## Exercise requirements
Give back the full listing, character for character, with no pictures.

## Recorded information
>> Begin

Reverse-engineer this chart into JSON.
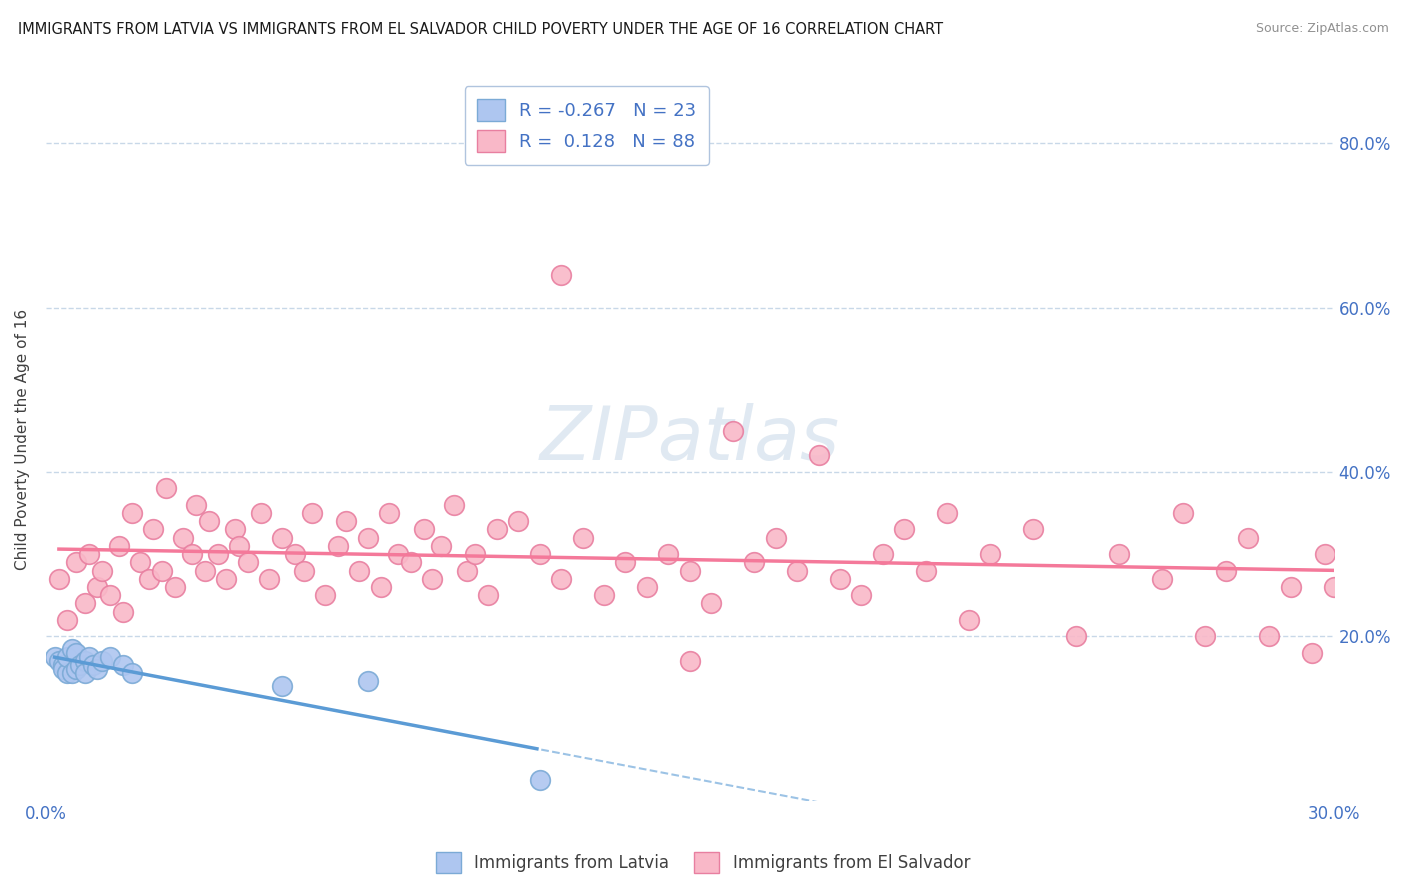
{
  "title": "IMMIGRANTS FROM LATVIA VS IMMIGRANTS FROM EL SALVADOR CHILD POVERTY UNDER THE AGE OF 16 CORRELATION CHART",
  "source": "Source: ZipAtlas.com",
  "ylabel": "Child Poverty Under the Age of 16",
  "xlim": [
    0.0,
    0.3
  ],
  "ylim": [
    0.0,
    0.88
  ],
  "yticks": [
    0.0,
    0.2,
    0.4,
    0.6,
    0.8
  ],
  "ytick_labels": [
    "",
    "20.0%",
    "40.0%",
    "60.0%",
    "80.0%"
  ],
  "xticks": [
    0.0,
    0.05,
    0.1,
    0.15,
    0.2,
    0.25,
    0.3
  ],
  "xtick_labels": [
    "0.0%",
    "",
    "",
    "",
    "",
    "",
    "30.0%"
  ],
  "latvia_color": "#aec6f0",
  "latvia_edge_color": "#7baad6",
  "el_salvador_color": "#f9b8c8",
  "el_salvador_edge_color": "#e87fa0",
  "latvia_R": -0.267,
  "latvia_N": 23,
  "el_salvador_R": 0.128,
  "el_salvador_N": 88,
  "latvia_line_color": "#5b9bd5",
  "el_salvador_line_color": "#f4799a",
  "background_color": "#ffffff",
  "grid_color": "#c8d8e8",
  "latvia_x": [
    0.002,
    0.003,
    0.004,
    0.004,
    0.005,
    0.005,
    0.006,
    0.006,
    0.007,
    0.007,
    0.008,
    0.009,
    0.009,
    0.01,
    0.011,
    0.012,
    0.013,
    0.015,
    0.018,
    0.02,
    0.055,
    0.075,
    0.115
  ],
  "latvia_y": [
    0.175,
    0.17,
    0.165,
    0.16,
    0.155,
    0.175,
    0.155,
    0.185,
    0.16,
    0.18,
    0.165,
    0.17,
    0.155,
    0.175,
    0.165,
    0.16,
    0.17,
    0.175,
    0.165,
    0.155,
    0.14,
    0.145,
    0.025
  ],
  "el_salvador_x": [
    0.003,
    0.005,
    0.007,
    0.009,
    0.01,
    0.012,
    0.013,
    0.015,
    0.017,
    0.018,
    0.02,
    0.022,
    0.024,
    0.025,
    0.027,
    0.028,
    0.03,
    0.032,
    0.034,
    0.035,
    0.037,
    0.038,
    0.04,
    0.042,
    0.044,
    0.045,
    0.047,
    0.05,
    0.052,
    0.055,
    0.058,
    0.06,
    0.062,
    0.065,
    0.068,
    0.07,
    0.073,
    0.075,
    0.078,
    0.08,
    0.082,
    0.085,
    0.088,
    0.09,
    0.092,
    0.095,
    0.098,
    0.1,
    0.103,
    0.105,
    0.11,
    0.115,
    0.12,
    0.125,
    0.13,
    0.135,
    0.14,
    0.145,
    0.15,
    0.155,
    0.16,
    0.165,
    0.17,
    0.175,
    0.18,
    0.185,
    0.19,
    0.195,
    0.2,
    0.205,
    0.21,
    0.215,
    0.22,
    0.23,
    0.24,
    0.25,
    0.26,
    0.265,
    0.27,
    0.275,
    0.28,
    0.285,
    0.29,
    0.295,
    0.298,
    0.3,
    0.12,
    0.15
  ],
  "el_salvador_y": [
    0.27,
    0.22,
    0.29,
    0.24,
    0.3,
    0.26,
    0.28,
    0.25,
    0.31,
    0.23,
    0.35,
    0.29,
    0.27,
    0.33,
    0.28,
    0.38,
    0.26,
    0.32,
    0.3,
    0.36,
    0.28,
    0.34,
    0.3,
    0.27,
    0.33,
    0.31,
    0.29,
    0.35,
    0.27,
    0.32,
    0.3,
    0.28,
    0.35,
    0.25,
    0.31,
    0.34,
    0.28,
    0.32,
    0.26,
    0.35,
    0.3,
    0.29,
    0.33,
    0.27,
    0.31,
    0.36,
    0.28,
    0.3,
    0.25,
    0.33,
    0.34,
    0.3,
    0.27,
    0.32,
    0.25,
    0.29,
    0.26,
    0.3,
    0.28,
    0.24,
    0.45,
    0.29,
    0.32,
    0.28,
    0.42,
    0.27,
    0.25,
    0.3,
    0.33,
    0.28,
    0.35,
    0.22,
    0.3,
    0.33,
    0.2,
    0.3,
    0.27,
    0.35,
    0.2,
    0.28,
    0.32,
    0.2,
    0.26,
    0.18,
    0.3,
    0.26,
    0.64,
    0.17
  ]
}
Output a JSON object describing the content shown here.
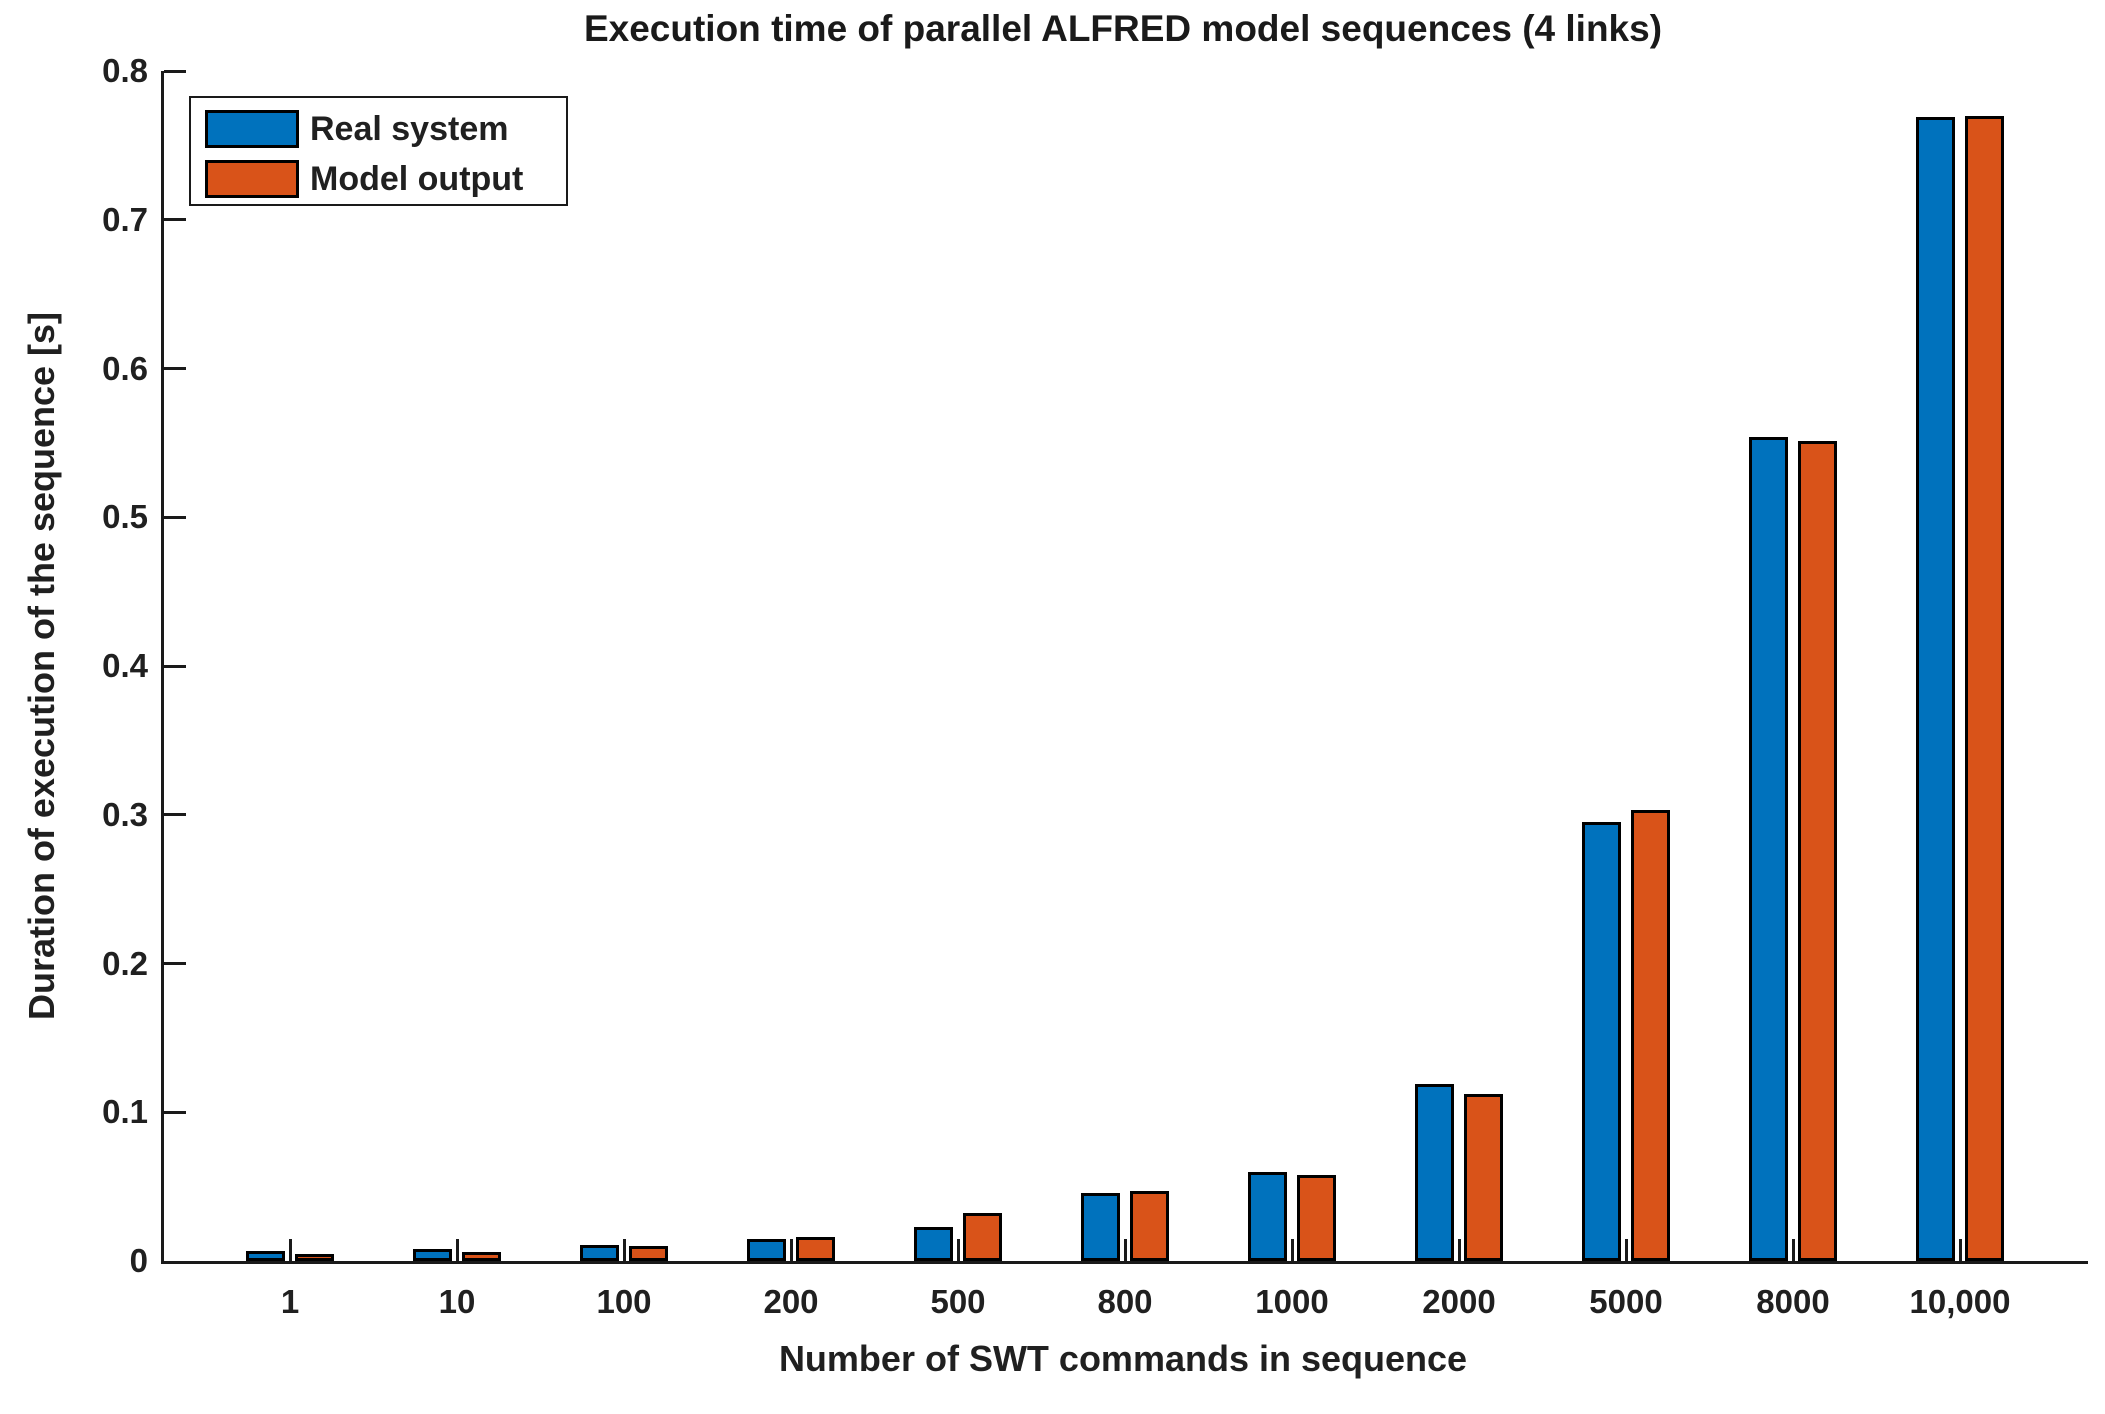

>> End

## Correct output
Reverse-engineer this chart into JSON.
{
  "title": "IMMIGRANTS FROM LATVIA VS IMMIGRANTS FROM EL SALVADOR CHILD POVERTY UNDER THE AGE OF 16 CORRELATION CHART",
  "source": "Source: ZipAtlas.com",
  "ylabel": "Child Poverty Under the Age of 16",
  "xlim": [
    0.0,
    0.3
  ],
  "ylim": [
    0.0,
    0.88
  ],
  "yticks": [
    0.0,
    0.2,
    0.4,
    0.6,
    0.8
  ],
  "ytick_labels": [
    "",
    "20.0%",
    "40.0%",
    "60.0%",
    "80.0%"
  ],
  "xticks": [
    0.0,
    0.05,
    0.1,
    0.15,
    0.2,
    0.25,
    0.3
  ],
  "xtick_labels": [
    "0.0%",
    "",
    "",
    "",
    "",
    "",
    "30.0%"
  ],
  "latvia_color": "#aec6f0",
  "latvia_edge_color": "#7baad6",
  "el_salvador_color": "#f9b8c8",
  "el_salvador_edge_color": "#e87fa0",
  "latvia_R": -0.267,
  "latvia_N": 23,
  "el_salvador_R": 0.128,
  "el_salvador_N": 88,
  "latvia_line_color": "#5b9bd5",
  "el_salvador_line_color": "#f4799a",
  "background_color": "#ffffff",
  "grid_color": "#c8d8e8",
  "latvia_x": [
    0.002,
    0.003,
    0.004,
    0.004,
    0.005,
    0.005,
    0.006,
    0.006,
    0.007,
    0.007,
    0.008,
    0.009,
    0.009,
    0.01,
    0.011,
    0.012,
    0.013,
    0.015,
    0.018,
    0.02,
    0.055,
    0.075,
    0.115
  ],
  "latvia_y": [
    0.175,
    0.17,
    0.165,
    0.16,
    0.155,
    0.175,
    0.155,
    0.185,
    0.16,
    0.18,
    0.165,
    0.17,
    0.155,
    0.175,
    0.165,
    0.16,
    0.17,
    0.175,
    0.165,
    0.155,
    0.14,
    0.145,
    0.025
  ],
  "el_salvador_x": [
    0.003,
    0.005,
    0.007,
    0.009,
    0.01,
    0.012,
    0.013,
    0.015,
    0.017,
    0.018,
    0.02,
    0.022,
    0.024,
    0.025,
    0.027,
    0.028,
    0.03,
    0.032,
    0.034,
    0.035,
    0.037,
    0.038,
    0.04,
    0.042,
    0.044,
    0.045,
    0.047,
    0.05,
    0.052,
    0.055,
    0.058,
    0.06,
    0.062,
    0.065,
    0.068,
    0.07,
    0.073,
    0.075,
    0.078,
    0.08,
    0.082,
    0.085,
    0.088,
    0.09,
    0.092,
    0.095,
    0.098,
    0.1,
    0.103,
    0.105,
    0.11,
    0.115,
    0.12,
    0.125,
    0.13,
    0.135,
    0.14,
    0.145,
    0.15,
    0.155,
    0.16,
    0.165,
    0.17,
    0.175,
    0.18,
    0.185,
    0.19,
    0.195,
    0.2,
    0.205,
    0.21,
    0.215,
    0.22,
    0.23,
    0.24,
    0.25,
    0.26,
    0.265,
    0.27,
    0.275,
    0.28,
    0.285,
    0.29,
    0.295,
    0.298,
    0.3,
    0.12,
    0.15
  ],
  "el_salvador_y": [
    0.27,
    0.22,
    0.29,
    0.24,
    0.3,
    0.26,
    0.28,
    0.25,
    0.31,
    0.23,
    0.35,
    0.29,
    0.27,
    0.33,
    0.28,
    0.38,
    0.26,
    0.32,
    0.3,
    0.36,
    0.28,
    0.34,
    0.3,
    0.27,
    0.33,
    0.31,
    0.29,
    0.35,
    0.27,
    0.32,
    0.3,
    0.28,
    0.35,
    0.25,
    0.31,
    0.34,
    0.28,
    0.32,
    0.26,
    0.35,
    0.3,
    0.29,
    0.33,
    0.27,
    0.31,
    0.36,
    0.28,
    0.3,
    0.25,
    0.33,
    0.34,
    0.3,
    0.27,
    0.32,
    0.25,
    0.29,
    0.26,
    0.3,
    0.28,
    0.24,
    0.45,
    0.29,
    0.32,
    0.28,
    0.42,
    0.27,
    0.25,
    0.3,
    0.33,
    0.28,
    0.35,
    0.22,
    0.3,
    0.33,
    0.2,
    0.3,
    0.27,
    0.35,
    0.2,
    0.28,
    0.32,
    0.2,
    0.26,
    0.18,
    0.3,
    0.26,
    0.64,
    0.17
  ]
}
Output a JSON object describing the content shown here.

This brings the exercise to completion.